# WHAT YOU WILL DO:
Retype every line of the listing below exactly, with no changes at all.

======== LISTED ENTRIES

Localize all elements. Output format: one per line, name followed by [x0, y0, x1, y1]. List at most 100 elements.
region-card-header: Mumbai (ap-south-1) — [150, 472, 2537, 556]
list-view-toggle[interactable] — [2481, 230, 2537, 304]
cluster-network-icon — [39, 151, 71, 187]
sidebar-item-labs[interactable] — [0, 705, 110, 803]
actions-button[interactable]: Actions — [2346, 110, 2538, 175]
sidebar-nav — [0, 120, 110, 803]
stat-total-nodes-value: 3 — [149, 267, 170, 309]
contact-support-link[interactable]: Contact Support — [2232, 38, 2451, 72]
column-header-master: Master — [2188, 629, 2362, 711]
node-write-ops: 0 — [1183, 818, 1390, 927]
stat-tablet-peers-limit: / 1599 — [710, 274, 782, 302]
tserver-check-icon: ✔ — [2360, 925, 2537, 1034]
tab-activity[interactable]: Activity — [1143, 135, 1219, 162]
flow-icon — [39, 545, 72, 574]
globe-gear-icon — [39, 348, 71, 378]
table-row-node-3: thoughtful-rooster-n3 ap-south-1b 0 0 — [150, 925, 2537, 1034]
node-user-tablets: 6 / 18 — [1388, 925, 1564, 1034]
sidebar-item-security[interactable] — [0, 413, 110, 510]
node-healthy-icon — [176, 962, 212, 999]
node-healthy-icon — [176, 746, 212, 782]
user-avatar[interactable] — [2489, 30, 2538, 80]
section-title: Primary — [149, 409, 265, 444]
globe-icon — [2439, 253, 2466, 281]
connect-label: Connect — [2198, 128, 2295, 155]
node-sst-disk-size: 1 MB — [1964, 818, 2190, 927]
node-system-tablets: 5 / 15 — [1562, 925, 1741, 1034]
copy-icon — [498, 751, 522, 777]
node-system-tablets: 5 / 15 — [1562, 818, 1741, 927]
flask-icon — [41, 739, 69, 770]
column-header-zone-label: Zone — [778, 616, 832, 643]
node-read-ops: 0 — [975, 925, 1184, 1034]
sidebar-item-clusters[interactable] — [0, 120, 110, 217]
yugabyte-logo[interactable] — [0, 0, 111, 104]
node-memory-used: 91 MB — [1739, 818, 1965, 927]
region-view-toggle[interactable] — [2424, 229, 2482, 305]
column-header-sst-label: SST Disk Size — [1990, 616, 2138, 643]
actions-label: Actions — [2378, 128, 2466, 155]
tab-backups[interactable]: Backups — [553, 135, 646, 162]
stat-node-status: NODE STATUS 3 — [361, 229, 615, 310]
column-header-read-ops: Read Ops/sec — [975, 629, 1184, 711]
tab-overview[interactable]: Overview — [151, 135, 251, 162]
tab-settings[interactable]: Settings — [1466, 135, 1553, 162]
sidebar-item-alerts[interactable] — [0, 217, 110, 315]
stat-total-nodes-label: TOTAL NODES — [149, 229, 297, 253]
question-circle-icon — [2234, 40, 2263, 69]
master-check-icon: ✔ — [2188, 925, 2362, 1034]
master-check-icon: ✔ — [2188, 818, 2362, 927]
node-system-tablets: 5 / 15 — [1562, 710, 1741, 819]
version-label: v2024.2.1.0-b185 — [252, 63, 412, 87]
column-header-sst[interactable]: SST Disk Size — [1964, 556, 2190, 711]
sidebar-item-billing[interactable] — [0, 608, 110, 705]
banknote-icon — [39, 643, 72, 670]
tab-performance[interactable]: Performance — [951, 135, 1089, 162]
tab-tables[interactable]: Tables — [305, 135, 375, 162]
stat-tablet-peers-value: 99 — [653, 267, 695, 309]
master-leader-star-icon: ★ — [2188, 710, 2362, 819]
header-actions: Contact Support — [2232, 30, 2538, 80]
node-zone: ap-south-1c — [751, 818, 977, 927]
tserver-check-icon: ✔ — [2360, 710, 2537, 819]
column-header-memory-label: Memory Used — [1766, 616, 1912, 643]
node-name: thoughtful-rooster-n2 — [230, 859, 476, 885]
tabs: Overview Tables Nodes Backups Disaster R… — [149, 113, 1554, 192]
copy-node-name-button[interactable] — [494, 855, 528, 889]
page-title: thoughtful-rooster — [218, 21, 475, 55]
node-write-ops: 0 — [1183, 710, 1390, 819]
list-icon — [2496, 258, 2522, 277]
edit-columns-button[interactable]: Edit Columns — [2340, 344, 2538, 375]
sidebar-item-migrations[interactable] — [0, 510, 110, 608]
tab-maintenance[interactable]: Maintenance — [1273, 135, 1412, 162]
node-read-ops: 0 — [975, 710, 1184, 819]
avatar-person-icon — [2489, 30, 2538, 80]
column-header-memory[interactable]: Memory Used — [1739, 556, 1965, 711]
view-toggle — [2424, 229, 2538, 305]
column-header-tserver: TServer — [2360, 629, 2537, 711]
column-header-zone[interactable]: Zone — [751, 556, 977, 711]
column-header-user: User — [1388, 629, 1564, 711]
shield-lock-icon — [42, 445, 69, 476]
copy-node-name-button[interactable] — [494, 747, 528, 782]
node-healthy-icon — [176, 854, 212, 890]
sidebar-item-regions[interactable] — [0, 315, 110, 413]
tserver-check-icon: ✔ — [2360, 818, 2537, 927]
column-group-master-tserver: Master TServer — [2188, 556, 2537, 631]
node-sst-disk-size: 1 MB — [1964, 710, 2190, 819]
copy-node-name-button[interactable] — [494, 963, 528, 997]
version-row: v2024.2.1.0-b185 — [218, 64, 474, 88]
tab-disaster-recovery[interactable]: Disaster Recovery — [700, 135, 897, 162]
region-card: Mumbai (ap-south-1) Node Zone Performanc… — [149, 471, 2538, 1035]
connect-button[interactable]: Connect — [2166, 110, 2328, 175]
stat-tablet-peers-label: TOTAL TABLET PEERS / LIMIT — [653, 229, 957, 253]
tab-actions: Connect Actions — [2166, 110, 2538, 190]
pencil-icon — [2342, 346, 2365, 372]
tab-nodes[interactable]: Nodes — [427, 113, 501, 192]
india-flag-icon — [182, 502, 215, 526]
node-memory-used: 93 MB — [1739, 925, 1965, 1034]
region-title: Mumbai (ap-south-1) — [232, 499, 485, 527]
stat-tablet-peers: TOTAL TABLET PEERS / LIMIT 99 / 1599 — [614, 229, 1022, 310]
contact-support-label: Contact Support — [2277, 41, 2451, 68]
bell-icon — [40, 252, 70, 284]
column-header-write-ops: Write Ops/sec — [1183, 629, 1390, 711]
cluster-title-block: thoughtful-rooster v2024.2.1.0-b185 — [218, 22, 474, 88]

================

# FINISHED ANSWER:
Localize all elements. Output format: one per line, name followed by [x0, y0, x1, y1]. List at most 100 elements.
region-card-header: Mumbai (ap-south-1) — [150, 472, 2537, 556]
list-view-toggle[interactable] — [2481, 230, 2537, 304]
cluster-network-icon — [39, 151, 71, 187]
sidebar-item-labs[interactable] — [0, 705, 110, 803]
actions-button[interactable]: Actions — [2346, 110, 2538, 175]
sidebar-nav — [0, 120, 110, 803]
stat-total-nodes-value: 3 — [149, 267, 170, 309]
contact-support-link[interactable]: Contact Support — [2232, 38, 2451, 72]
column-header-master: Master — [2188, 629, 2362, 711]
node-write-ops: 0 — [1183, 818, 1390, 927]
stat-tablet-peers-limit: / 1599 — [710, 274, 782, 302]
tserver-check-icon: ✔ — [2360, 925, 2537, 1034]
tab-activity[interactable]: Activity — [1143, 135, 1219, 162]
flow-icon — [39, 545, 72, 574]
globe-gear-icon — [39, 348, 71, 378]
table-row-node-3: thoughtful-rooster-n3 ap-south-1b 0 0 — [150, 925, 2537, 1034]
node-user-tablets: 6 / 18 — [1388, 925, 1564, 1034]
sidebar-item-security[interactable] — [0, 413, 110, 510]
node-healthy-icon — [176, 962, 212, 999]
node-healthy-icon — [176, 746, 212, 782]
user-avatar[interactable] — [2489, 30, 2538, 80]
section-title: Primary — [149, 409, 265, 444]
globe-icon — [2439, 253, 2466, 281]
connect-label: Connect — [2198, 128, 2295, 155]
node-sst-disk-size: 1 MB — [1964, 818, 2190, 927]
node-system-tablets: 5 / 15 — [1562, 925, 1741, 1034]
copy-icon — [498, 751, 522, 777]
node-system-tablets: 5 / 15 — [1562, 818, 1741, 927]
flask-icon — [41, 739, 69, 770]
column-header-zone-label: Zone — [778, 616, 832, 643]
node-read-ops: 0 — [975, 925, 1184, 1034]
sidebar-item-clusters[interactable] — [0, 120, 110, 217]
yugabyte-logo[interactable] — [0, 0, 111, 104]
node-memory-used: 91 MB — [1739, 818, 1965, 927]
region-view-toggle[interactable] — [2424, 229, 2482, 305]
column-header-sst-label: SST Disk Size — [1990, 616, 2138, 643]
actions-label: Actions — [2378, 128, 2466, 155]
tab-backups[interactable]: Backups — [553, 135, 646, 162]
stat-node-status: NODE STATUS 3 — [361, 229, 615, 310]
column-header-read-ops: Read Ops/sec — [975, 629, 1184, 711]
tab-overview[interactable]: Overview — [151, 135, 251, 162]
tab-settings[interactable]: Settings — [1466, 135, 1553, 162]
sidebar-item-alerts[interactable] — [0, 217, 110, 315]
stat-total-nodes-label: TOTAL NODES — [149, 229, 297, 253]
question-circle-icon — [2234, 40, 2263, 69]
master-check-icon: ✔ — [2188, 925, 2362, 1034]
master-check-icon: ✔ — [2188, 818, 2362, 927]
node-system-tablets: 5 / 15 — [1562, 710, 1741, 819]
version-label: v2024.2.1.0-b185 — [252, 63, 412, 87]
column-header-sst[interactable]: SST Disk Size — [1964, 556, 2190, 711]
sidebar-item-billing[interactable] — [0, 608, 110, 705]
banknote-icon — [39, 643, 72, 670]
tab-performance[interactable]: Performance — [951, 135, 1089, 162]
tab-tables[interactable]: Tables — [305, 135, 375, 162]
stat-tablet-peers-value: 99 — [653, 267, 695, 309]
master-leader-star-icon: ★ — [2188, 710, 2362, 819]
header-actions: Contact Support — [2232, 30, 2538, 80]
node-zone: ap-south-1c — [751, 818, 977, 927]
tserver-check-icon: ✔ — [2360, 710, 2537, 819]
column-header-memory-label: Memory Used — [1766, 616, 1912, 643]
node-name: thoughtful-rooster-n2 — [230, 859, 476, 885]
tabs: Overview Tables Nodes Backups Disaster R… — [149, 113, 1554, 192]
copy-node-name-button[interactable] — [494, 855, 528, 889]
page-title: thoughtful-rooster — [218, 21, 475, 55]
node-write-ops: 0 — [1183, 710, 1390, 819]
list-icon — [2496, 258, 2522, 277]
edit-columns-button[interactable]: Edit Columns — [2340, 344, 2538, 375]
sidebar-item-migrations[interactable] — [0, 510, 110, 608]
tab-maintenance[interactable]: Maintenance — [1273, 135, 1412, 162]
node-read-ops: 0 — [975, 710, 1184, 819]
avatar-person-icon — [2489, 30, 2538, 80]
column-header-memory[interactable]: Memory Used — [1739, 556, 1965, 711]
view-toggle — [2424, 229, 2538, 305]
column-header-tserver: TServer — [2360, 629, 2537, 711]
column-header-zone[interactable]: Zone — [751, 556, 977, 711]
column-header-user: User — [1388, 629, 1564, 711]
shield-lock-icon — [42, 445, 69, 476]
copy-node-name-button[interactable] — [494, 747, 528, 782]
node-healthy-icon — [176, 854, 212, 890]
sidebar-item-regions[interactable] — [0, 315, 110, 413]
tserver-check-icon: ✔ — [2360, 818, 2537, 927]
column-group-master-tserver: Master TServer — [2188, 556, 2537, 631]
node-sst-disk-size: 1 MB — [1964, 710, 2190, 819]
copy-node-name-button[interactable] — [494, 963, 528, 997]
version-row: v2024.2.1.0-b185 — [218, 64, 474, 88]
tab-disaster-recovery[interactable]: Disaster Recovery — [700, 135, 897, 162]
region-card: Mumbai (ap-south-1) Node Zone Performanc… — [149, 471, 2538, 1035]
connect-button[interactable]: Connect — [2166, 110, 2328, 175]
stat-tablet-peers-label: TOTAL TABLET PEERS / LIMIT — [653, 229, 957, 253]
tab-actions: Connect Actions — [2166, 110, 2538, 190]
pencil-icon — [2342, 346, 2365, 372]
tab-nodes[interactable]: Nodes — [427, 113, 501, 192]
india-flag-icon — [182, 502, 215, 526]
node-memory-used: 93 MB — [1739, 925, 1965, 1034]
region-title: Mumbai (ap-south-1) — [232, 499, 485, 527]
stat-tablet-peers: TOTAL TABLET PEERS / LIMIT 99 / 1599 — [614, 229, 1022, 310]
contact-support-label: Contact Support — [2277, 41, 2451, 68]
bell-icon — [40, 252, 70, 284]
column-header-write-ops: Write Ops/sec — [1183, 629, 1390, 711]
cluster-title-block: thoughtful-rooster v2024.2.1.0-b185 — [218, 22, 474, 88]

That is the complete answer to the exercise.